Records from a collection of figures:

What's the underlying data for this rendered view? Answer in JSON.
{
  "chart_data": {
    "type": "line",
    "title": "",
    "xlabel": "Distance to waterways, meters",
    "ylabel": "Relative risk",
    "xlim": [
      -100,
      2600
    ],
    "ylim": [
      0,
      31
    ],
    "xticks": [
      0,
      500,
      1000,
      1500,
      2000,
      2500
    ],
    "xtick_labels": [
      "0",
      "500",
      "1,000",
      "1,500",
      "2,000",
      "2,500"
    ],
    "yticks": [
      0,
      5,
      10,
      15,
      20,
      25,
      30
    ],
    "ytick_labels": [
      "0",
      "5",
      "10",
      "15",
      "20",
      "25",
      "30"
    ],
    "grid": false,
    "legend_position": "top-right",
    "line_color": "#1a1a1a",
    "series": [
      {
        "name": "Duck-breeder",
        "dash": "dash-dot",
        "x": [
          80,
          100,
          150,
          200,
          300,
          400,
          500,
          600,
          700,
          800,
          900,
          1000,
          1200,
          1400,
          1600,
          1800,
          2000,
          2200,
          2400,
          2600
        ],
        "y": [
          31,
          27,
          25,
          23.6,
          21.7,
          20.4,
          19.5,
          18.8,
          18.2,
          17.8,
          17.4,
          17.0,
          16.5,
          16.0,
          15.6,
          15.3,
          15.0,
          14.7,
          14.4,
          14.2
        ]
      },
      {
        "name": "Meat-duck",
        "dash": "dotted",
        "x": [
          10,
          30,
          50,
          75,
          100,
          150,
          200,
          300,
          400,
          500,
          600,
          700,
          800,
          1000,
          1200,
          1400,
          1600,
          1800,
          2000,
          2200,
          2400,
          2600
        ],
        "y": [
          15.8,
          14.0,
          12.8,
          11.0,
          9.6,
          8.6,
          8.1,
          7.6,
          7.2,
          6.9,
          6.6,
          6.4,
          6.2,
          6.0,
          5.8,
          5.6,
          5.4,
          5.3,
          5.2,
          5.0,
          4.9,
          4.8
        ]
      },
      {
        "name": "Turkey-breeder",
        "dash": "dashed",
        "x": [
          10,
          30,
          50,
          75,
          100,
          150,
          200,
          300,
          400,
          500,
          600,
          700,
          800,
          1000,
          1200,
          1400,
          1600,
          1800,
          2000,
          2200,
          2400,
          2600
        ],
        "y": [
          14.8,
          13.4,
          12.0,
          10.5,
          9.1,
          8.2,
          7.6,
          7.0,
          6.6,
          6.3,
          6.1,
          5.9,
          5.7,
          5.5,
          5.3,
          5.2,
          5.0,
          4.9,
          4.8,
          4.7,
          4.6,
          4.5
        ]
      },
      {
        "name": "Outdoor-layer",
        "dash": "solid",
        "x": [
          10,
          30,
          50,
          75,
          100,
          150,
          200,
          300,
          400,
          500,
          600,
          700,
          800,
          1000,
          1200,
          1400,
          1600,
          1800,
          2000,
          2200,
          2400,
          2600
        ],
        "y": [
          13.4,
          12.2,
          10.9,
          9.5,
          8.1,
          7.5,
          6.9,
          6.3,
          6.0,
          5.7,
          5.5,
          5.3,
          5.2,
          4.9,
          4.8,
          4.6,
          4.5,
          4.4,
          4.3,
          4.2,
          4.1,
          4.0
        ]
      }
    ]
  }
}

WHAT TO DO: Hand back the material above in full, exactly as written.

WRITTEN SOLUTION:
What's the underlying data for this rendered view? Answer in JSON.
{
  "chart_data": {
    "type": "line",
    "title": "",
    "xlabel": "Distance to waterways, meters",
    "ylabel": "Relative risk",
    "xlim": [
      -100,
      2600
    ],
    "ylim": [
      0,
      31
    ],
    "xticks": [
      0,
      500,
      1000,
      1500,
      2000,
      2500
    ],
    "xtick_labels": [
      "0",
      "500",
      "1,000",
      "1,500",
      "2,000",
      "2,500"
    ],
    "yticks": [
      0,
      5,
      10,
      15,
      20,
      25,
      30
    ],
    "ytick_labels": [
      "0",
      "5",
      "10",
      "15",
      "20",
      "25",
      "30"
    ],
    "grid": false,
    "legend_position": "top-right",
    "line_color": "#1a1a1a",
    "series": [
      {
        "name": "Duck-breeder",
        "dash": "dash-dot",
        "x": [
          80,
          100,
          150,
          200,
          300,
          400,
          500,
          600,
          700,
          800,
          900,
          1000,
          1200,
          1400,
          1600,
          1800,
          2000,
          2200,
          2400,
          2600
        ],
        "y": [
          31,
          27,
          25,
          23.6,
          21.7,
          20.4,
          19.5,
          18.8,
          18.2,
          17.8,
          17.4,
          17.0,
          16.5,
          16.0,
          15.6,
          15.3,
          15.0,
          14.7,
          14.4,
          14.2
        ]
      },
      {
        "name": "Meat-duck",
        "dash": "dotted",
        "x": [
          10,
          30,
          50,
          75,
          100,
          150,
          200,
          300,
          400,
          500,
          600,
          700,
          800,
          1000,
          1200,
          1400,
          1600,
          1800,
          2000,
          2200,
          2400,
          2600
        ],
        "y": [
          15.8,
          14.0,
          12.8,
          11.0,
          9.6,
          8.6,
          8.1,
          7.6,
          7.2,
          6.9,
          6.6,
          6.4,
          6.2,
          6.0,
          5.8,
          5.6,
          5.4,
          5.3,
          5.2,
          5.0,
          4.9,
          4.8
        ]
      },
      {
        "name": "Turkey-breeder",
        "dash": "dashed",
        "x": [
          10,
          30,
          50,
          75,
          100,
          150,
          200,
          300,
          400,
          500,
          600,
          700,
          800,
          1000,
          1200,
          1400,
          1600,
          1800,
          2000,
          2200,
          2400,
          2600
        ],
        "y": [
          14.8,
          13.4,
          12.0,
          10.5,
          9.1,
          8.2,
          7.6,
          7.0,
          6.6,
          6.3,
          6.1,
          5.9,
          5.7,
          5.5,
          5.3,
          5.2,
          5.0,
          4.9,
          4.8,
          4.7,
          4.6,
          4.5
        ]
      },
      {
        "name": "Outdoor-layer",
        "dash": "solid",
        "x": [
          10,
          30,
          50,
          75,
          100,
          150,
          200,
          300,
          400,
          500,
          600,
          700,
          800,
          1000,
          1200,
          1400,
          1600,
          1800,
          2000,
          2200,
          2400,
          2600
        ],
        "y": [
          13.4,
          12.2,
          10.9,
          9.5,
          8.1,
          7.5,
          6.9,
          6.3,
          6.0,
          5.7,
          5.5,
          5.3,
          5.2,
          4.9,
          4.8,
          4.6,
          4.5,
          4.4,
          4.3,
          4.2,
          4.1,
          4.0
        ]
      }
    ]
  }
}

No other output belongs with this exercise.